- _Material provided_:

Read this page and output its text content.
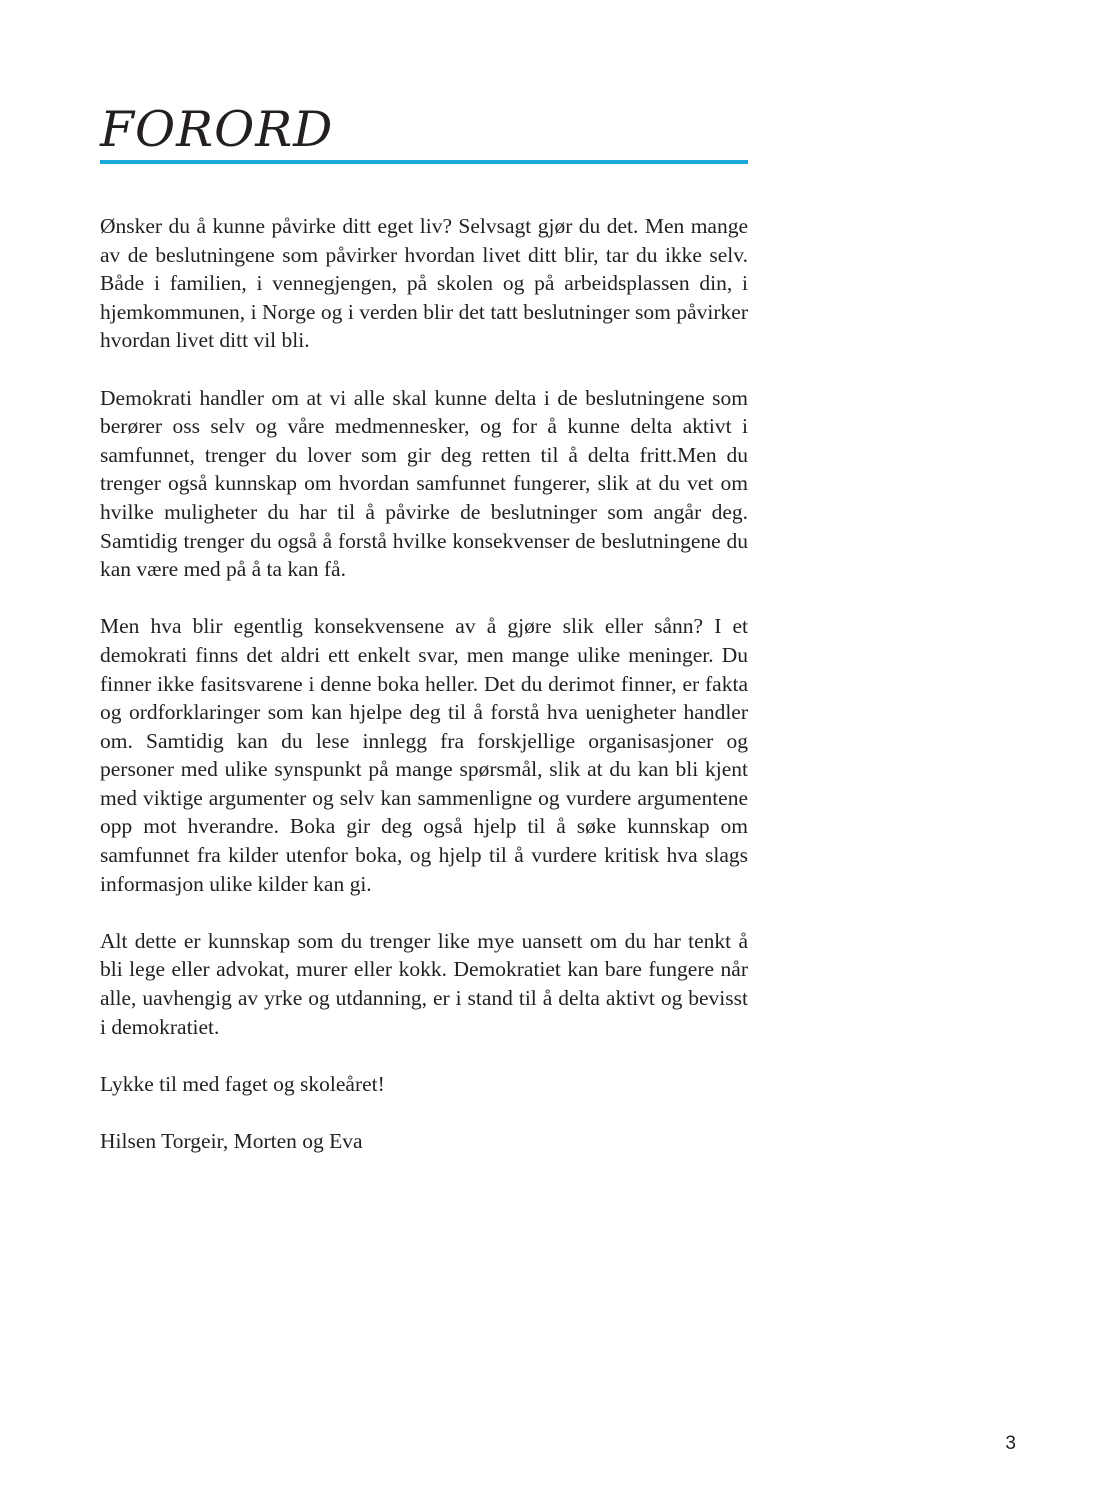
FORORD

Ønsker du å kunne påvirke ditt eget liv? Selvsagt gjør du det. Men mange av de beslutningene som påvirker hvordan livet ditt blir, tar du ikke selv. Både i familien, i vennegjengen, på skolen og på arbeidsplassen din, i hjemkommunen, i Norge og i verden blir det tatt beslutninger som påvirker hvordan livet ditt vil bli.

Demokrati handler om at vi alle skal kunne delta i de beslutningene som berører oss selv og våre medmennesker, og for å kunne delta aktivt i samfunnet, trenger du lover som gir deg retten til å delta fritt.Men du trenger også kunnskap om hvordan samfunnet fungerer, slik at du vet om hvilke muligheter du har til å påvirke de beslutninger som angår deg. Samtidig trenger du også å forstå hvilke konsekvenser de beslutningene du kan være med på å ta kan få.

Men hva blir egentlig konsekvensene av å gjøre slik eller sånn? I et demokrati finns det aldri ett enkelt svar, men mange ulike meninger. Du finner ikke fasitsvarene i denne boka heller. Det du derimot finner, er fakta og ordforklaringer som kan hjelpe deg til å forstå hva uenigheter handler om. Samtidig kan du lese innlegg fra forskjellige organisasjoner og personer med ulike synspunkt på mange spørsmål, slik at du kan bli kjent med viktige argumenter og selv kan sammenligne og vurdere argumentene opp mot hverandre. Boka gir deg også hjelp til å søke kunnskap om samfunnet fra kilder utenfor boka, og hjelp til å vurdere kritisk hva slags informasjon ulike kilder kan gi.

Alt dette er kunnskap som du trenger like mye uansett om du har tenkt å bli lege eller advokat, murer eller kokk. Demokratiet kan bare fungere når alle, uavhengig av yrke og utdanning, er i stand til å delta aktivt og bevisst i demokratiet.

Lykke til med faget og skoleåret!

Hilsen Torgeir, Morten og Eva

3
...
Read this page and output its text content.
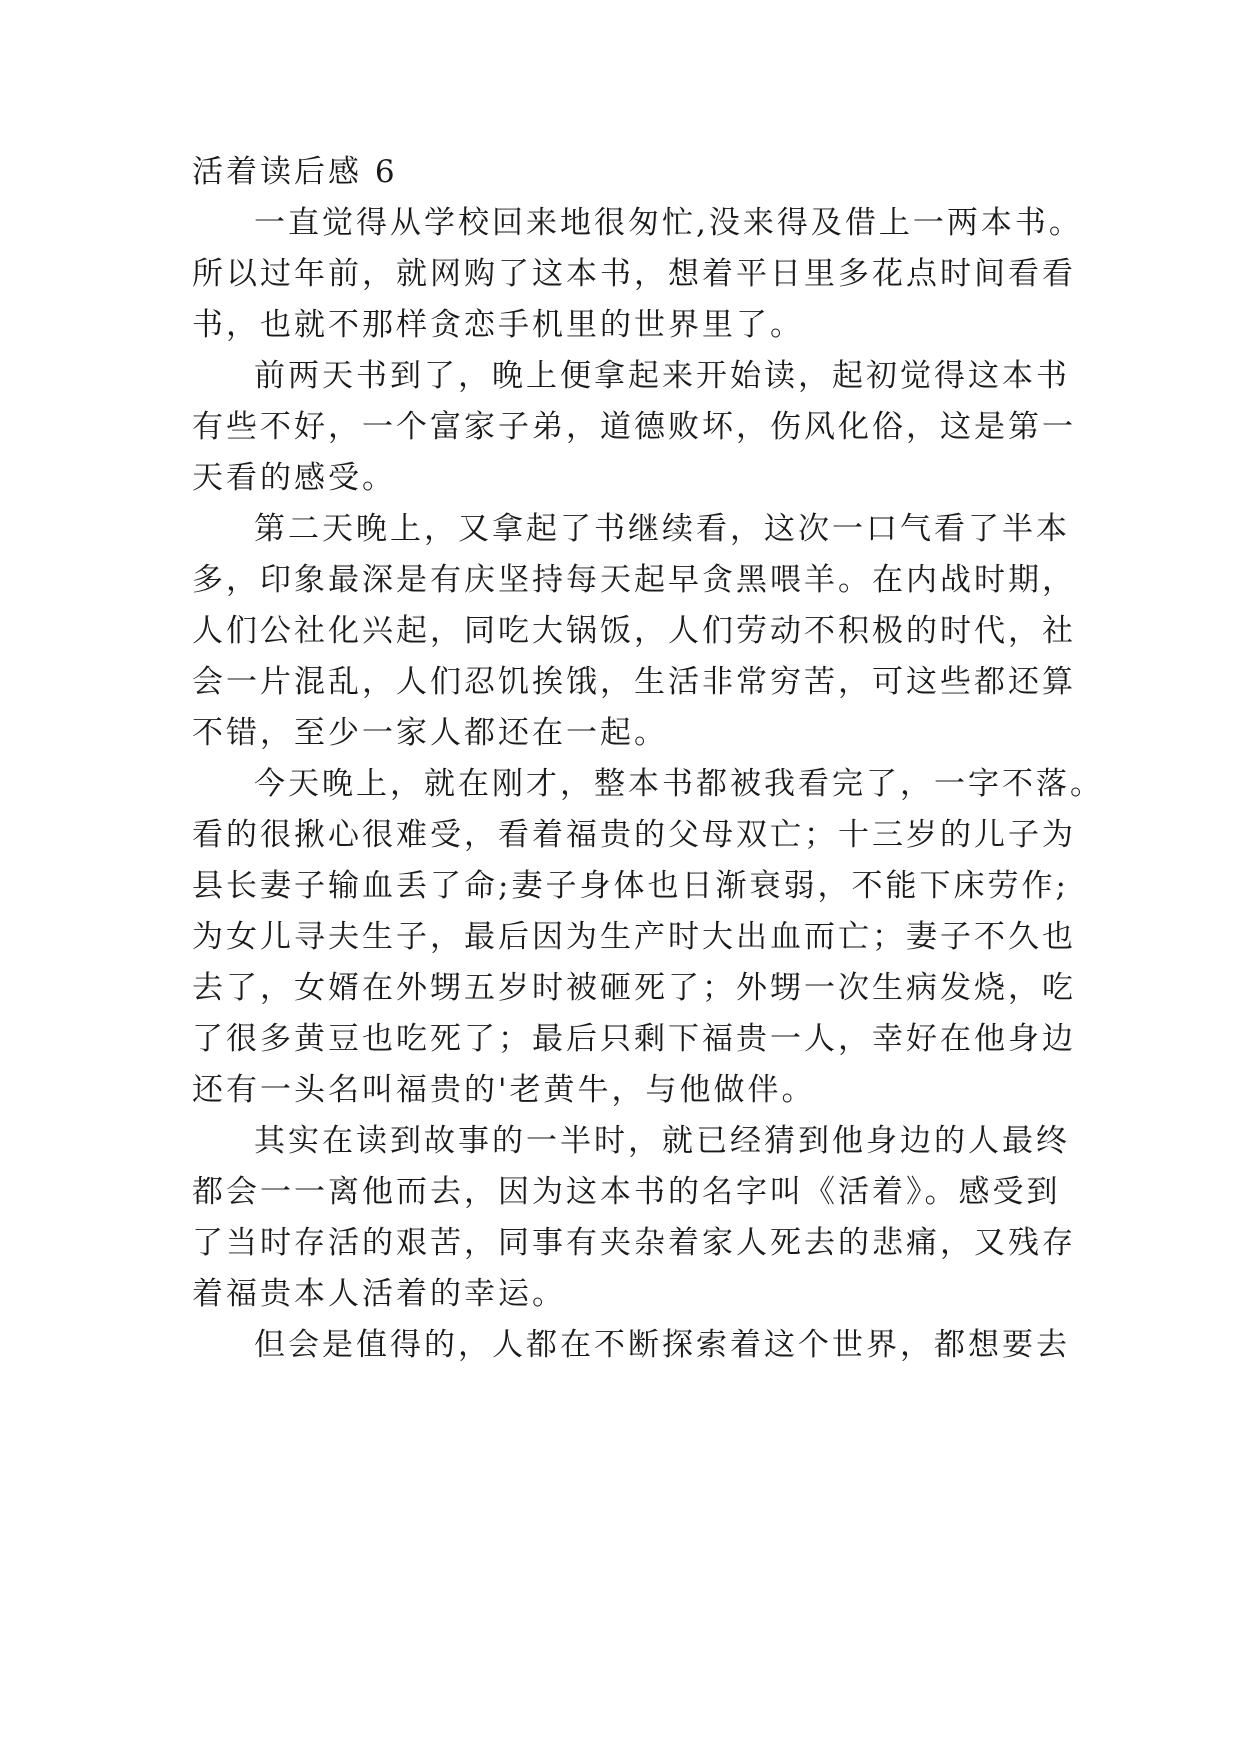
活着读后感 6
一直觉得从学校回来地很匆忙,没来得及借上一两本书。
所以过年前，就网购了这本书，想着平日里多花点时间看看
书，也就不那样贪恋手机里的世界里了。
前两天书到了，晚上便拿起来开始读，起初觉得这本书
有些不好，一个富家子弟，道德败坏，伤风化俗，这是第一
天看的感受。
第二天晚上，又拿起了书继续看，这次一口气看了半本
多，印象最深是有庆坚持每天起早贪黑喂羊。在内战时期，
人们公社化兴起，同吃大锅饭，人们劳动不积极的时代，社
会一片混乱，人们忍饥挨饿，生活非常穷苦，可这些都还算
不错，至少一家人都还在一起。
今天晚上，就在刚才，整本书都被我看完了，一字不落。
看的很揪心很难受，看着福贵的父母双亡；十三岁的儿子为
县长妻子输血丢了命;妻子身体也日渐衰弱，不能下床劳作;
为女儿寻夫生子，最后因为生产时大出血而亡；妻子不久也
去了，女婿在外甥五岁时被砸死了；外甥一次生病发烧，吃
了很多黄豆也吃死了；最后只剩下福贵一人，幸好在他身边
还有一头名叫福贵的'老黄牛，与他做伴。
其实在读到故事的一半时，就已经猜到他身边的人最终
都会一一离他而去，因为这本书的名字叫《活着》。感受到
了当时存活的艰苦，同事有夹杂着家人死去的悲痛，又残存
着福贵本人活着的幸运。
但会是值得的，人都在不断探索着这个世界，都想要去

- _Work to be completed_:
For each line in the data above that contains the string "mange", extract the line.

- _Output of the task_:
Ønsker du å kunne påvirke ditt eget liv? Selvsagt gjør du det. Men mange av de beslutningene som påvirker hvordan livet ditt blir, tar du ikke selv. Både i familien, i vennegjengen, på skolen og på arbeidsplassen din, i hjemkommunen, i Norge og i verden blir det tatt beslutninger som påvirker hvordan livet ditt vil bli.
Men hva blir egentlig konsekvensene av å gjøre slik eller sånn? I et demokrati finns det aldri ett enkelt svar, men mange ulike meninger. Du finner ikke fasitsvarene i denne boka heller. Det du derimot finner, er fakta og ordforklaringer som kan hjelpe deg til å forstå hva uenigheter handler om. Samtidig kan du lese innlegg fra forskjellige organisasjoner og personer med ulike synspunkt på mange spørsmål, slik at du kan bli kjent med viktige argumenter og selv kan sammenligne og vurdere argumentene opp mot hverandre. Boka gir deg også hjelp til å søke kunnskap om samfunnet fra kilder utenfor boka, og hjelp til å vurdere kritisk hva slags informasjon ulike kilder kan gi.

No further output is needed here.